**Written task**
Count the lines below that contain "model". Give only the number.

-------- Data shown --------

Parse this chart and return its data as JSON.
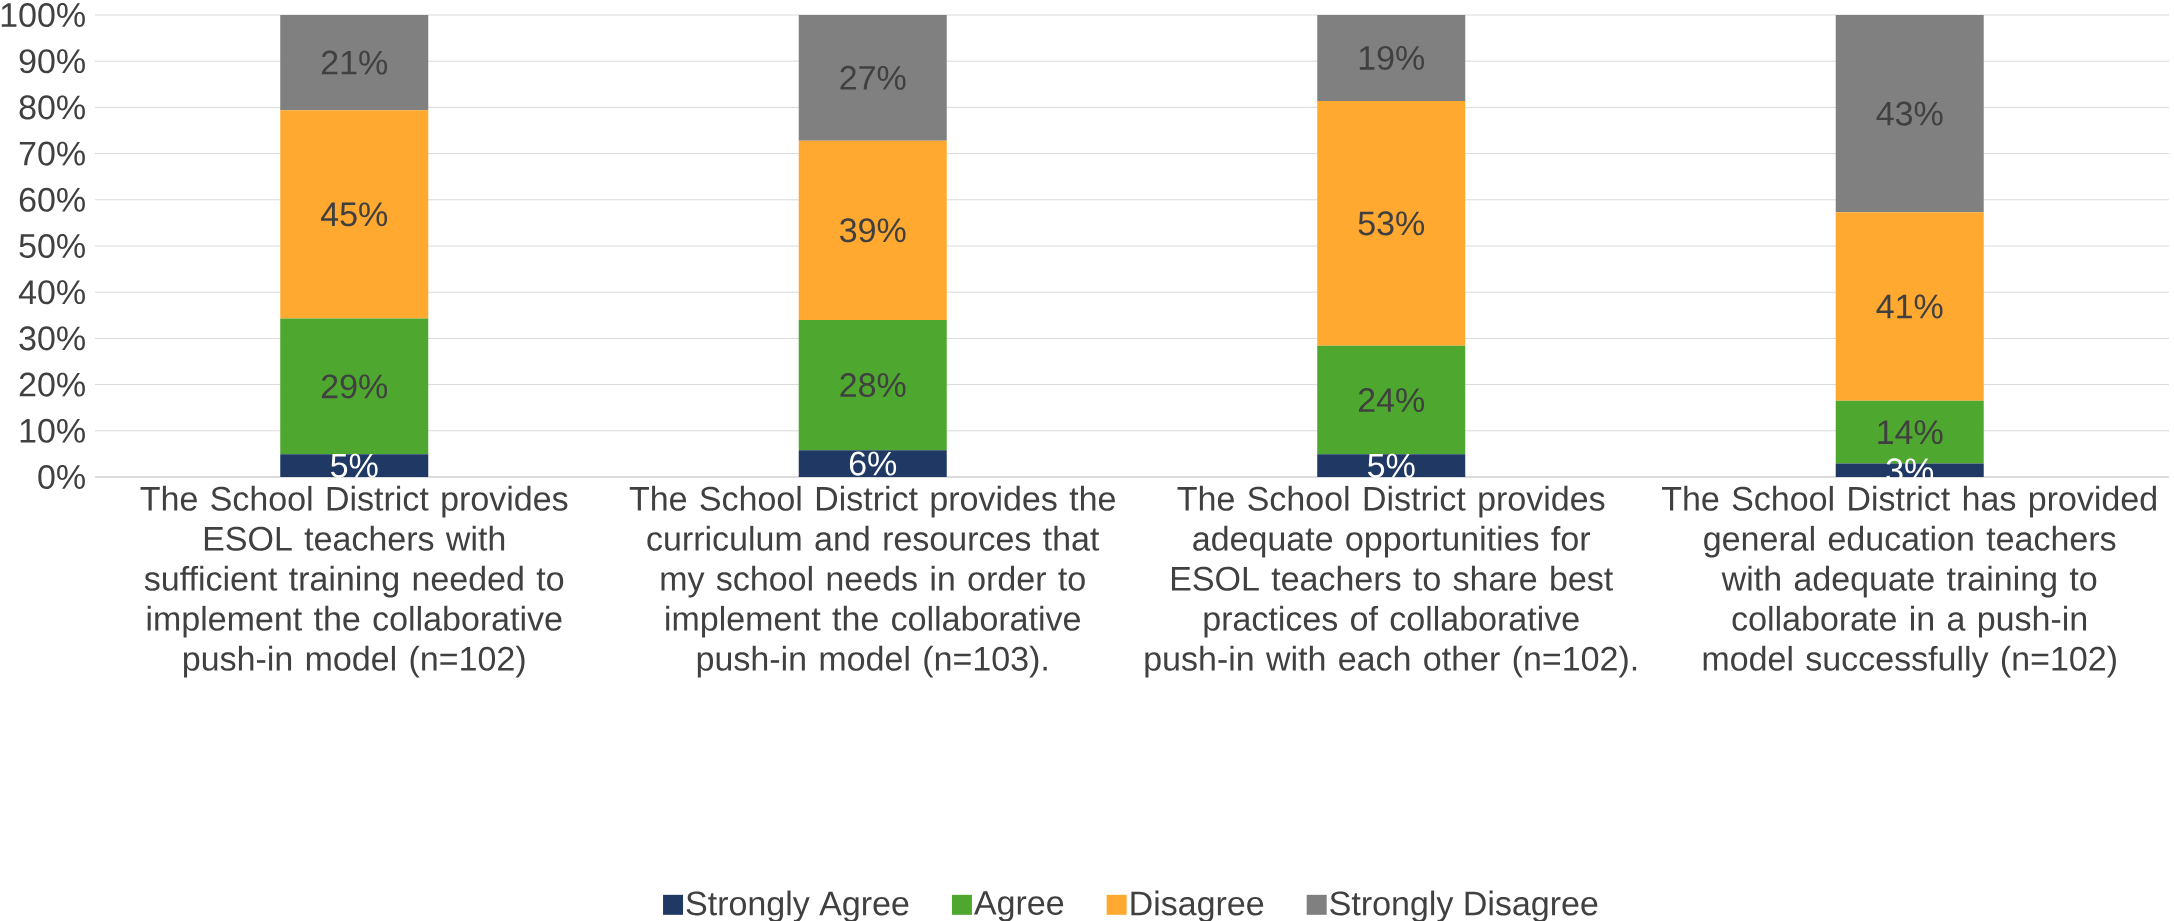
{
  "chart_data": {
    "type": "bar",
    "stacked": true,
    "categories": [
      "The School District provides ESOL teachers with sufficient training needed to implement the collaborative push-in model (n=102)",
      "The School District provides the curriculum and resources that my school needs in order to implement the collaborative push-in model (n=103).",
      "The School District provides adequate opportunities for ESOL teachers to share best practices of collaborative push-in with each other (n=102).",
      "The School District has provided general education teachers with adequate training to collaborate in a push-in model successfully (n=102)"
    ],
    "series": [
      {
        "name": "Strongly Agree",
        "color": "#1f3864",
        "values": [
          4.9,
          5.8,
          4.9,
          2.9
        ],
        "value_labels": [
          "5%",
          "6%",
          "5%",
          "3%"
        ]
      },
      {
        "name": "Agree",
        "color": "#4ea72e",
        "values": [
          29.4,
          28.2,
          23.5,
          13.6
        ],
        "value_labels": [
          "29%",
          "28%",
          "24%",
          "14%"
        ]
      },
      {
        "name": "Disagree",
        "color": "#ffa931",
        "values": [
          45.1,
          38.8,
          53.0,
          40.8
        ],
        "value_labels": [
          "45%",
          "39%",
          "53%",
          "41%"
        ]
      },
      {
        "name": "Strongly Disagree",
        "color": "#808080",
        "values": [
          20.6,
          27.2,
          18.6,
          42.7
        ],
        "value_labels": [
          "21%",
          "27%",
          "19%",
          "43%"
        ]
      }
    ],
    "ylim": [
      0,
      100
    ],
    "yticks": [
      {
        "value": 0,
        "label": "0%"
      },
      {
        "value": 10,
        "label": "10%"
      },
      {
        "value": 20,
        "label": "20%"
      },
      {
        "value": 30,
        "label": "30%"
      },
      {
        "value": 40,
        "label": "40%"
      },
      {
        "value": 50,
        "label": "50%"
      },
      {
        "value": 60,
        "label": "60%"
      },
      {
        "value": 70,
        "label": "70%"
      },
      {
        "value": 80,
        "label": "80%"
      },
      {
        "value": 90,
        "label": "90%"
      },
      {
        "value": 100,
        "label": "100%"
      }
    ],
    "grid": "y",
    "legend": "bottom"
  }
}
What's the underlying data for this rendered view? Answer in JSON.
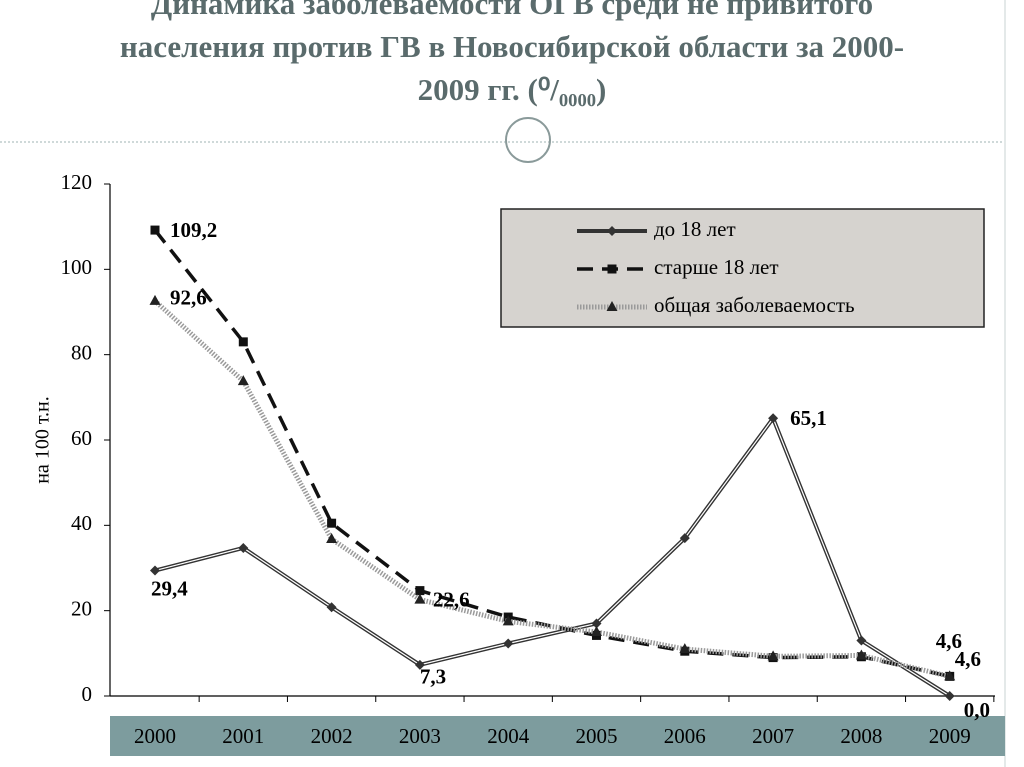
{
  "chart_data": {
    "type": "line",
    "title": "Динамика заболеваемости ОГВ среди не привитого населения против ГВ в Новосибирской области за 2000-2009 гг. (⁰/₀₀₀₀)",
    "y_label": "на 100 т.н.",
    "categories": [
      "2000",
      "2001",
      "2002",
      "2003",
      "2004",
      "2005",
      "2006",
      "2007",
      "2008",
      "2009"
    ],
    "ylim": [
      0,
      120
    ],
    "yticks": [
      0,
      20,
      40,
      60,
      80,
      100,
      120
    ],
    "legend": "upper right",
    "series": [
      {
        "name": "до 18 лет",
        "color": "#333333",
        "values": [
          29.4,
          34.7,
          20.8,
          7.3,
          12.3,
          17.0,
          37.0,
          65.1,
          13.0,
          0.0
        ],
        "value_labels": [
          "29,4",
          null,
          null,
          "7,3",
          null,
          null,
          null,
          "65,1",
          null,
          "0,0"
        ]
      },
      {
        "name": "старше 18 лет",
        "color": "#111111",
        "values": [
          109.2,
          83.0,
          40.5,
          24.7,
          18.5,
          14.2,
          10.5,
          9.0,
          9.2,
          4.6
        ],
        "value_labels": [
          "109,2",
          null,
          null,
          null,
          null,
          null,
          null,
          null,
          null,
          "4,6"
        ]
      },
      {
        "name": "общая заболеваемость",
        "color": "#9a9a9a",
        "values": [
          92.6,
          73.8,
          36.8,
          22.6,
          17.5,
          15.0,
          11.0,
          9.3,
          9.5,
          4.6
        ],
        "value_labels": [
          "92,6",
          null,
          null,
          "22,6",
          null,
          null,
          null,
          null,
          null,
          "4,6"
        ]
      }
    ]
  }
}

--------

**Solution for this exercise**
3